**Exercise:**
Each entry below should be echoed exactly, with pictures omitted.

(Stored data)

-- Start --

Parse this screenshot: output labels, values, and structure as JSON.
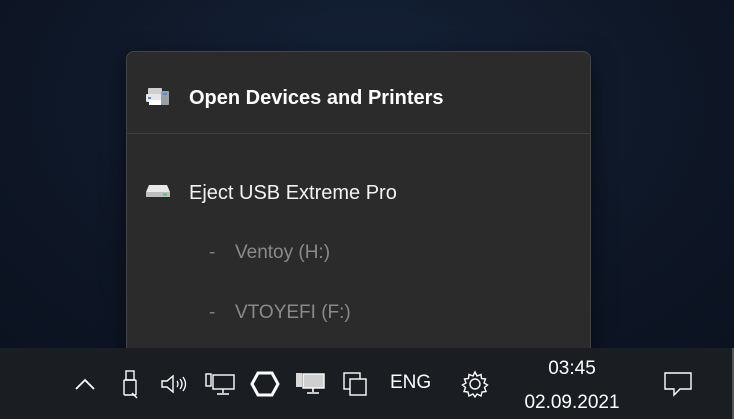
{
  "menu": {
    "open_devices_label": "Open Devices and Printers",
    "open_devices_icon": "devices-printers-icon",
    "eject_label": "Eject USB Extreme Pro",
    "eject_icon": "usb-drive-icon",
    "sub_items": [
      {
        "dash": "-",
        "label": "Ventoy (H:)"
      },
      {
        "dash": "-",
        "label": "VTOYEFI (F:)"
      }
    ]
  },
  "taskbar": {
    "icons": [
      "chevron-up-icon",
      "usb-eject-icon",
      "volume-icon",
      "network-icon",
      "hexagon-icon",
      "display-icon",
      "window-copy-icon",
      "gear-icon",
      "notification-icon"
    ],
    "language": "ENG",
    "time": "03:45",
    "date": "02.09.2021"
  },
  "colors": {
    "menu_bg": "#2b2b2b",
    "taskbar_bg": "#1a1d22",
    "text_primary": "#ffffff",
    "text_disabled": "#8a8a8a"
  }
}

-- End --

**Solution to this problem:**
Parse this screenshot: output labels, values, and structure as JSON.
{
  "menu": {
    "open_devices_label": "Open Devices and Printers",
    "open_devices_icon": "devices-printers-icon",
    "eject_label": "Eject USB Extreme Pro",
    "eject_icon": "usb-drive-icon",
    "sub_items": [
      {
        "dash": "-",
        "label": "Ventoy (H:)"
      },
      {
        "dash": "-",
        "label": "VTOYEFI (F:)"
      }
    ]
  },
  "taskbar": {
    "icons": [
      "chevron-up-icon",
      "usb-eject-icon",
      "volume-icon",
      "network-icon",
      "hexagon-icon",
      "display-icon",
      "window-copy-icon",
      "gear-icon",
      "notification-icon"
    ],
    "language": "ENG",
    "time": "03:45",
    "date": "02.09.2021"
  },
  "colors": {
    "menu_bg": "#2b2b2b",
    "taskbar_bg": "#1a1d22",
    "text_primary": "#ffffff",
    "text_disabled": "#8a8a8a"
  }
}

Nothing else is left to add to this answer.